Data records
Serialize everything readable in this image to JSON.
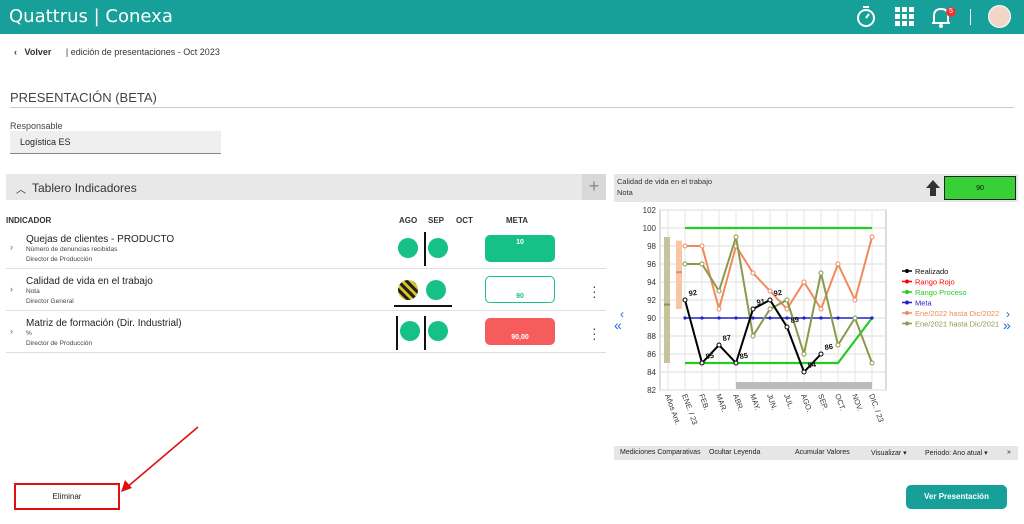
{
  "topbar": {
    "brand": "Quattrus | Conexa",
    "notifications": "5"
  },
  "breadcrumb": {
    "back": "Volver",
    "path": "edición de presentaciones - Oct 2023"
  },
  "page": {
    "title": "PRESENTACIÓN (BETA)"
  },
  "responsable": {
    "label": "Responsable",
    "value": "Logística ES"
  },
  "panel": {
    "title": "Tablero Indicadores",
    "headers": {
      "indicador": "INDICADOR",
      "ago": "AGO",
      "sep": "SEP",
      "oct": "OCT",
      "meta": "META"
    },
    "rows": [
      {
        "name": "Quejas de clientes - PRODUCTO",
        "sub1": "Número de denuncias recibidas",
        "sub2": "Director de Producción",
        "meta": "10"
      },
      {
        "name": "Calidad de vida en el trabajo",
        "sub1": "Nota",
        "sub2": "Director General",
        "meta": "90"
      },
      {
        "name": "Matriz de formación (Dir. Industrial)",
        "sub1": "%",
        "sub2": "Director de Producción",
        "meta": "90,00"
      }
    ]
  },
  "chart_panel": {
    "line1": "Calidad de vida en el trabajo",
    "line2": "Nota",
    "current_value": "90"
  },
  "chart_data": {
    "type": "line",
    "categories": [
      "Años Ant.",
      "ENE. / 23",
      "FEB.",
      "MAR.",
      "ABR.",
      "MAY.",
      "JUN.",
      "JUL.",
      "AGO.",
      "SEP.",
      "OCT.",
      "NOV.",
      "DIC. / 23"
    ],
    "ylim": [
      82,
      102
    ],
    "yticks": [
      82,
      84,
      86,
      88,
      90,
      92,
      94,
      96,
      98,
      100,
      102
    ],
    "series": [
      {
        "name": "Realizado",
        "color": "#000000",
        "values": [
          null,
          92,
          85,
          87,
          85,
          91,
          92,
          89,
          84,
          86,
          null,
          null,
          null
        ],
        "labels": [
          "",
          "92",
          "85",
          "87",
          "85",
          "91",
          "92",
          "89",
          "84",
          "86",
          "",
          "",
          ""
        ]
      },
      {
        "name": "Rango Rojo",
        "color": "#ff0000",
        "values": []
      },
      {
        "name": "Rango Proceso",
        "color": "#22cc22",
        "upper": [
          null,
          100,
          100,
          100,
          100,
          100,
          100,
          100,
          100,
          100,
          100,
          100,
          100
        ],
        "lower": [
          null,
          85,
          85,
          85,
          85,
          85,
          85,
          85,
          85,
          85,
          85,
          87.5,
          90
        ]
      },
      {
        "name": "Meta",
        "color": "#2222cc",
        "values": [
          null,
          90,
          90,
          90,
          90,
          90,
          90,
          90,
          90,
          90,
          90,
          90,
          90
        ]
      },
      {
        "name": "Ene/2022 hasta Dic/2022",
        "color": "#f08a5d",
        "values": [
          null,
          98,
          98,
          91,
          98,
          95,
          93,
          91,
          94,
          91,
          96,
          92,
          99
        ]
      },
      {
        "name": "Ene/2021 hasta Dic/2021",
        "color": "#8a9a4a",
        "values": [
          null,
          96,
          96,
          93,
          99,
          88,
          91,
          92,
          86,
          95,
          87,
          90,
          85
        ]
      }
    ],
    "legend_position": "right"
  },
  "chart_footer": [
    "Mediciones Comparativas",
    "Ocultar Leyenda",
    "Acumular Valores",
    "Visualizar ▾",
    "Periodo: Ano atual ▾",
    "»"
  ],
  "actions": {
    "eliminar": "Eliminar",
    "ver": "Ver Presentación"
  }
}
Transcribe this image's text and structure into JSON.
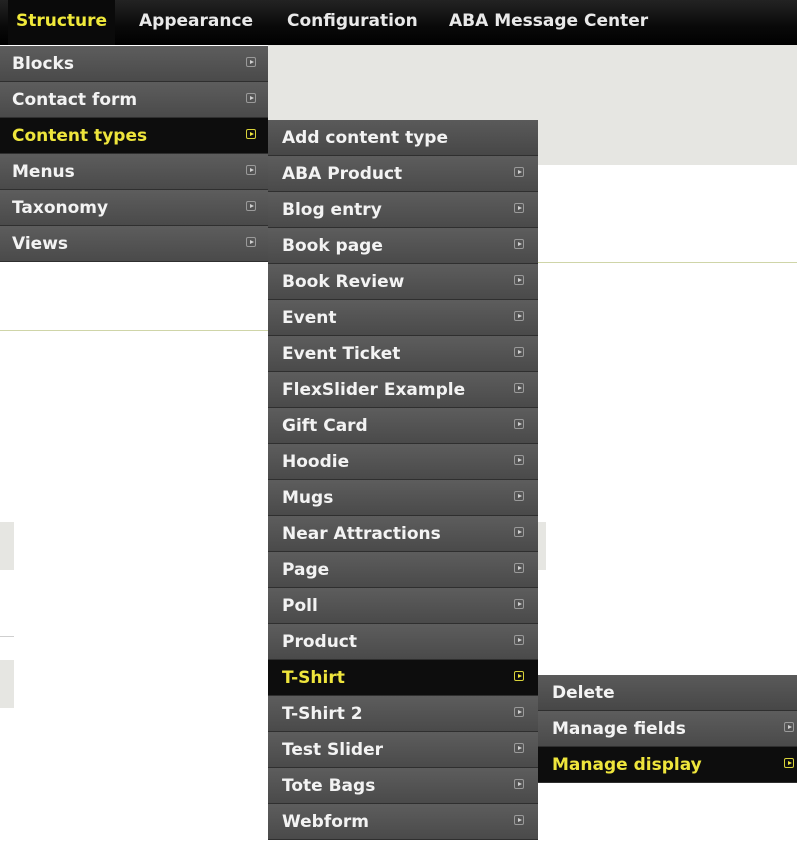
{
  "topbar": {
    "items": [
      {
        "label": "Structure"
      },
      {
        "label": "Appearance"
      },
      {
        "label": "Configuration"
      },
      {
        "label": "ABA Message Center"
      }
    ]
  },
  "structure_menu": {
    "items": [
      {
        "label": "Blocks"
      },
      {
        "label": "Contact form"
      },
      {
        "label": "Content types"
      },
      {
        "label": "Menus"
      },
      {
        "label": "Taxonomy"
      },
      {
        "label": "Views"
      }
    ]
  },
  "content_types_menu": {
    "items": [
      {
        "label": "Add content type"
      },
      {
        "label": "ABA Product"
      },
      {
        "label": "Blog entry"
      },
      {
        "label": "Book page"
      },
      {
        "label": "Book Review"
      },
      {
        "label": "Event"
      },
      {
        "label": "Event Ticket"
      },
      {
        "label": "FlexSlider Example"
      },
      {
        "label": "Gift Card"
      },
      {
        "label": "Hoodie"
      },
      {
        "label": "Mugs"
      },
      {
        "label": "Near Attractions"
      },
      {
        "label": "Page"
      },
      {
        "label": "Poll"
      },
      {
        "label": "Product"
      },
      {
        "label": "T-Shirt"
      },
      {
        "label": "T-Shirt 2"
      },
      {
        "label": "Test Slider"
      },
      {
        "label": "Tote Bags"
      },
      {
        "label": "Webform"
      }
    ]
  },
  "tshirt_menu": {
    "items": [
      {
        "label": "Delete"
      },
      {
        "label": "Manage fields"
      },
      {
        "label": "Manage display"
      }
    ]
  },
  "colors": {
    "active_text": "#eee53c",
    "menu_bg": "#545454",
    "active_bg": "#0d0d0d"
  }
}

--

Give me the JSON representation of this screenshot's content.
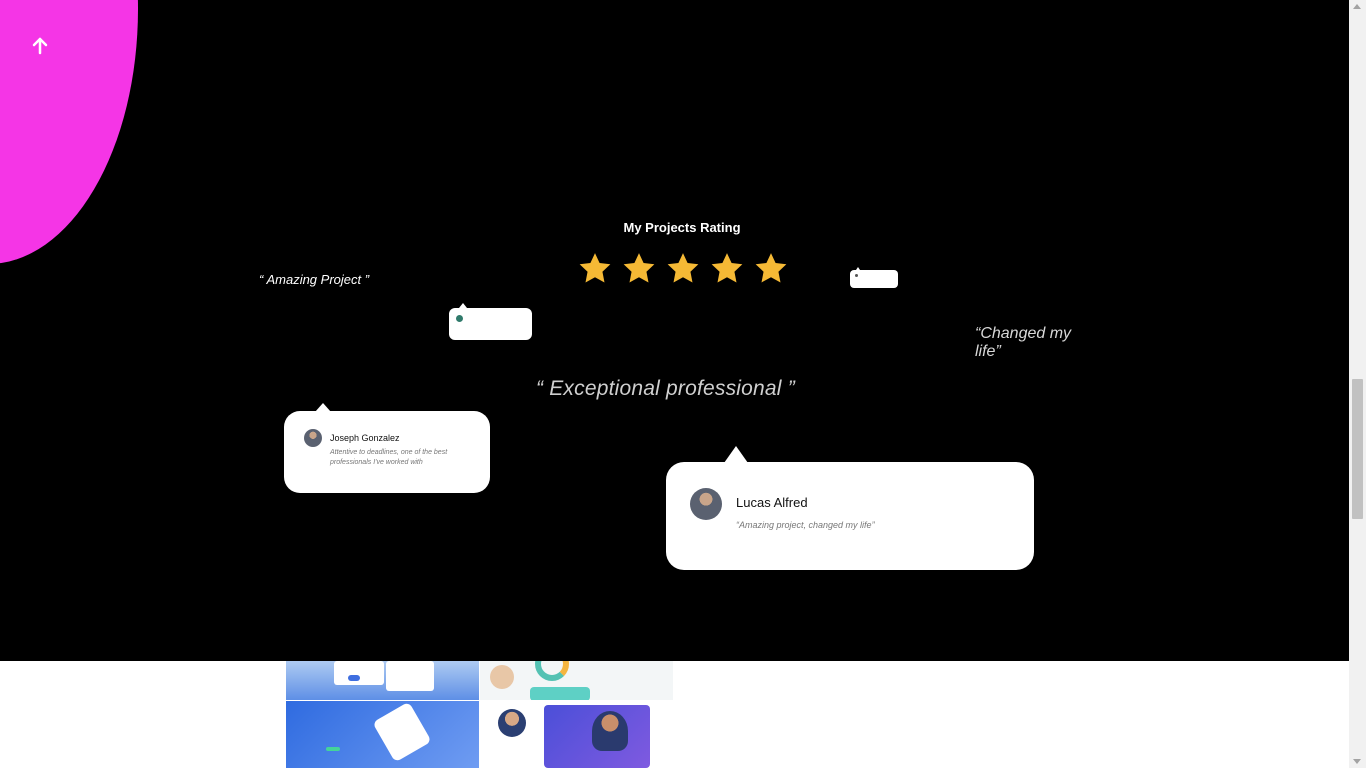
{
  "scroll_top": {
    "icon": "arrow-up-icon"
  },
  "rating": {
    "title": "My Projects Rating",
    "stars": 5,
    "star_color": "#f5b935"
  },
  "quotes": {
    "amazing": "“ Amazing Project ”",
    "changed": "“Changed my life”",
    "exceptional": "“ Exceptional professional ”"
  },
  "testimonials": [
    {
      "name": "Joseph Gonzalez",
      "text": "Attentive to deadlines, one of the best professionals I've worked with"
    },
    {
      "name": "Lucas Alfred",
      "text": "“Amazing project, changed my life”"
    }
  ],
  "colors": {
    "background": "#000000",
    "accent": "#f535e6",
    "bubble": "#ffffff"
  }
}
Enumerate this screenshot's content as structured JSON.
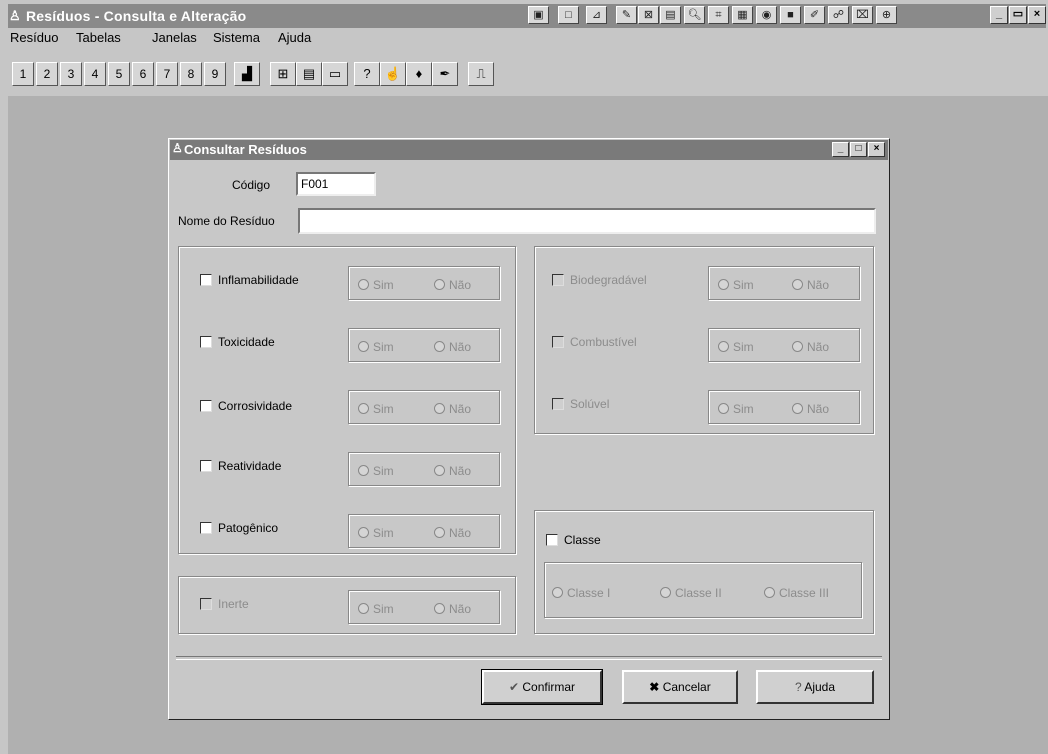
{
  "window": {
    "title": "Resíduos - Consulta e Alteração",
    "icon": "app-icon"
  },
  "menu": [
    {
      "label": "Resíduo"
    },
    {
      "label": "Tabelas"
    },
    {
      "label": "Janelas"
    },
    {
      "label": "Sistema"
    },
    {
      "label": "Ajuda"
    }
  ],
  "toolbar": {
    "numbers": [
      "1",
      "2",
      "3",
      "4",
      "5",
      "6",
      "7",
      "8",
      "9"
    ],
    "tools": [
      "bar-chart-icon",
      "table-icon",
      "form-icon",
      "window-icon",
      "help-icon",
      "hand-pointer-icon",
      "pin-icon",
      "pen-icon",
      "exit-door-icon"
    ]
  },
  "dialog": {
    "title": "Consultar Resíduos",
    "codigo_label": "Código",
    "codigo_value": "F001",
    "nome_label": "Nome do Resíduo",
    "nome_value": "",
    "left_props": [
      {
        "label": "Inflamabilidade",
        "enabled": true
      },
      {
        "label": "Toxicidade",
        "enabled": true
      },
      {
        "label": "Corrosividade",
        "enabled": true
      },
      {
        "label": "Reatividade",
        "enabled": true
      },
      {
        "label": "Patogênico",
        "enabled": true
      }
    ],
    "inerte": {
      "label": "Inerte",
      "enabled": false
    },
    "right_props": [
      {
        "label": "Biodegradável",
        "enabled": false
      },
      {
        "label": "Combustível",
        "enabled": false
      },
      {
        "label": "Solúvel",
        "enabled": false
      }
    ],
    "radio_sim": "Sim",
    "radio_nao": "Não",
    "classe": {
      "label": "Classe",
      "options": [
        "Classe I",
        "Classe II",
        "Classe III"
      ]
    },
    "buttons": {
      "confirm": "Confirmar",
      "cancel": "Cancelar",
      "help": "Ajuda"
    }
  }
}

Exercise description: Search the entries for the string "image" and collect each line that has it.

Worked answer:
Serialize everything readable in this image to JSON.
Transcribe this image's text and structure into JSON.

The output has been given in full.